> **MATERIAL SHOWN**:
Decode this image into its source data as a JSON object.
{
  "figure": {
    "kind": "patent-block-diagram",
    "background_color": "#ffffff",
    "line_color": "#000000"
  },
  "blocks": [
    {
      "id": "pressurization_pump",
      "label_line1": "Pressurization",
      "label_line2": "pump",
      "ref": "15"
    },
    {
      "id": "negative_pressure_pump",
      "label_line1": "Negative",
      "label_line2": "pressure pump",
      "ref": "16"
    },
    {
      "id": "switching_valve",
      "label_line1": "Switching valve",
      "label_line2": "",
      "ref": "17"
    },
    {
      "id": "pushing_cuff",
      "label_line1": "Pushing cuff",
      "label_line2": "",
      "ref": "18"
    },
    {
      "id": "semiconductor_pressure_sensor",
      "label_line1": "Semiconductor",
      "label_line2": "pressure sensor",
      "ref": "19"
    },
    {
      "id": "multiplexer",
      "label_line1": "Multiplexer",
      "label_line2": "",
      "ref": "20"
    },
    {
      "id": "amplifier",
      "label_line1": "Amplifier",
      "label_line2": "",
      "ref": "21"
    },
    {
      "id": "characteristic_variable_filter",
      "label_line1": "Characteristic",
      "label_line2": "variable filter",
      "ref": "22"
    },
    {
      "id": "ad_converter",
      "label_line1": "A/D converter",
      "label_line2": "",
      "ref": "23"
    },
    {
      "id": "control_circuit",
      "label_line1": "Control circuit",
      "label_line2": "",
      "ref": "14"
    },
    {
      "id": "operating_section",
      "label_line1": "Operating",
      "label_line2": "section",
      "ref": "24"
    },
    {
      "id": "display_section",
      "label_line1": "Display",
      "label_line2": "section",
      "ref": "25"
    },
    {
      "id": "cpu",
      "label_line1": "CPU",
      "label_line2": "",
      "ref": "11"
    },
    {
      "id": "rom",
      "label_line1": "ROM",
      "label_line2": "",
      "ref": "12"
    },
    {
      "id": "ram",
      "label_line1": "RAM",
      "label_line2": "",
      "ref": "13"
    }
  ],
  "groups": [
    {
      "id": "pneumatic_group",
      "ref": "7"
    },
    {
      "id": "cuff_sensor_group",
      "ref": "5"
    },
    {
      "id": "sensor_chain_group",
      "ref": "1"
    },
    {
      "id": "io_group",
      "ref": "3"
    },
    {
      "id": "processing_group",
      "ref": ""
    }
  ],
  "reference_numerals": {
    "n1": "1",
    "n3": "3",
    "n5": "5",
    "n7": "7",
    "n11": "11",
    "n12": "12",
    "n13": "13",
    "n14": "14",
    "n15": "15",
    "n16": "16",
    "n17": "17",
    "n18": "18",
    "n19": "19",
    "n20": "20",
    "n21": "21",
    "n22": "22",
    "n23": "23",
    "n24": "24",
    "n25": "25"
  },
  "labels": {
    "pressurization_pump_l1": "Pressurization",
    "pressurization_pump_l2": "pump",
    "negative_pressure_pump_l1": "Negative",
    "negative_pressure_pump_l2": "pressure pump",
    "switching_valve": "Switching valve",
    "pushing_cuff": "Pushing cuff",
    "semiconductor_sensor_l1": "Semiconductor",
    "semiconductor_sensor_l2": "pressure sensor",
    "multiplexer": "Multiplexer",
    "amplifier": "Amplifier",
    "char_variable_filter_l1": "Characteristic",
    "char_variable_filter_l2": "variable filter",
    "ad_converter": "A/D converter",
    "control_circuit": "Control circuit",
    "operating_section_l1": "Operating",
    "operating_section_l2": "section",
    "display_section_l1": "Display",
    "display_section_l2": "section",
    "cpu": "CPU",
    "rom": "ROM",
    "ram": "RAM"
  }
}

> **REQUIREMENTS**: Provide all the records again, word for word.

> **THE OUTPUT**:
Decode this image into its source data as a JSON object.
{
  "figure": {
    "kind": "patent-block-diagram",
    "background_color": "#ffffff",
    "line_color": "#000000"
  },
  "blocks": [
    {
      "id": "pressurization_pump",
      "label_line1": "Pressurization",
      "label_line2": "pump",
      "ref": "15"
    },
    {
      "id": "negative_pressure_pump",
      "label_line1": "Negative",
      "label_line2": "pressure pump",
      "ref": "16"
    },
    {
      "id": "switching_valve",
      "label_line1": "Switching valve",
      "label_line2": "",
      "ref": "17"
    },
    {
      "id": "pushing_cuff",
      "label_line1": "Pushing cuff",
      "label_line2": "",
      "ref": "18"
    },
    {
      "id": "semiconductor_pressure_sensor",
      "label_line1": "Semiconductor",
      "label_line2": "pressure sensor",
      "ref": "19"
    },
    {
      "id": "multiplexer",
      "label_line1": "Multiplexer",
      "label_line2": "",
      "ref": "20"
    },
    {
      "id": "amplifier",
      "label_line1": "Amplifier",
      "label_line2": "",
      "ref": "21"
    },
    {
      "id": "characteristic_variable_filter",
      "label_line1": "Characteristic",
      "label_line2": "variable filter",
      "ref": "22"
    },
    {
      "id": "ad_converter",
      "label_line1": "A/D converter",
      "label_line2": "",
      "ref": "23"
    },
    {
      "id": "control_circuit",
      "label_line1": "Control circuit",
      "label_line2": "",
      "ref": "14"
    },
    {
      "id": "operating_section",
      "label_line1": "Operating",
      "label_line2": "section",
      "ref": "24"
    },
    {
      "id": "display_section",
      "label_line1": "Display",
      "label_line2": "section",
      "ref": "25"
    },
    {
      "id": "cpu",
      "label_line1": "CPU",
      "label_line2": "",
      "ref": "11"
    },
    {
      "id": "rom",
      "label_line1": "ROM",
      "label_line2": "",
      "ref": "12"
    },
    {
      "id": "ram",
      "label_line1": "RAM",
      "label_line2": "",
      "ref": "13"
    }
  ],
  "groups": [
    {
      "id": "pneumatic_group",
      "ref": "7"
    },
    {
      "id": "cuff_sensor_group",
      "ref": "5"
    },
    {
      "id": "sensor_chain_group",
      "ref": "1"
    },
    {
      "id": "io_group",
      "ref": "3"
    },
    {
      "id": "processing_group",
      "ref": ""
    }
  ],
  "reference_numerals": {
    "n1": "1",
    "n3": "3",
    "n5": "5",
    "n7": "7",
    "n11": "11",
    "n12": "12",
    "n13": "13",
    "n14": "14",
    "n15": "15",
    "n16": "16",
    "n17": "17",
    "n18": "18",
    "n19": "19",
    "n20": "20",
    "n21": "21",
    "n22": "22",
    "n23": "23",
    "n24": "24",
    "n25": "25"
  },
  "labels": {
    "pressurization_pump_l1": "Pressurization",
    "pressurization_pump_l2": "pump",
    "negative_pressure_pump_l1": "Negative",
    "negative_pressure_pump_l2": "pressure pump",
    "switching_valve": "Switching valve",
    "pushing_cuff": "Pushing cuff",
    "semiconductor_sensor_l1": "Semiconductor",
    "semiconductor_sensor_l2": "pressure sensor",
    "multiplexer": "Multiplexer",
    "amplifier": "Amplifier",
    "char_variable_filter_l1": "Characteristic",
    "char_variable_filter_l2": "variable filter",
    "ad_converter": "A/D converter",
    "control_circuit": "Control circuit",
    "operating_section_l1": "Operating",
    "operating_section_l2": "section",
    "display_section_l1": "Display",
    "display_section_l2": "section",
    "cpu": "CPU",
    "rom": "ROM",
    "ram": "RAM"
  }
}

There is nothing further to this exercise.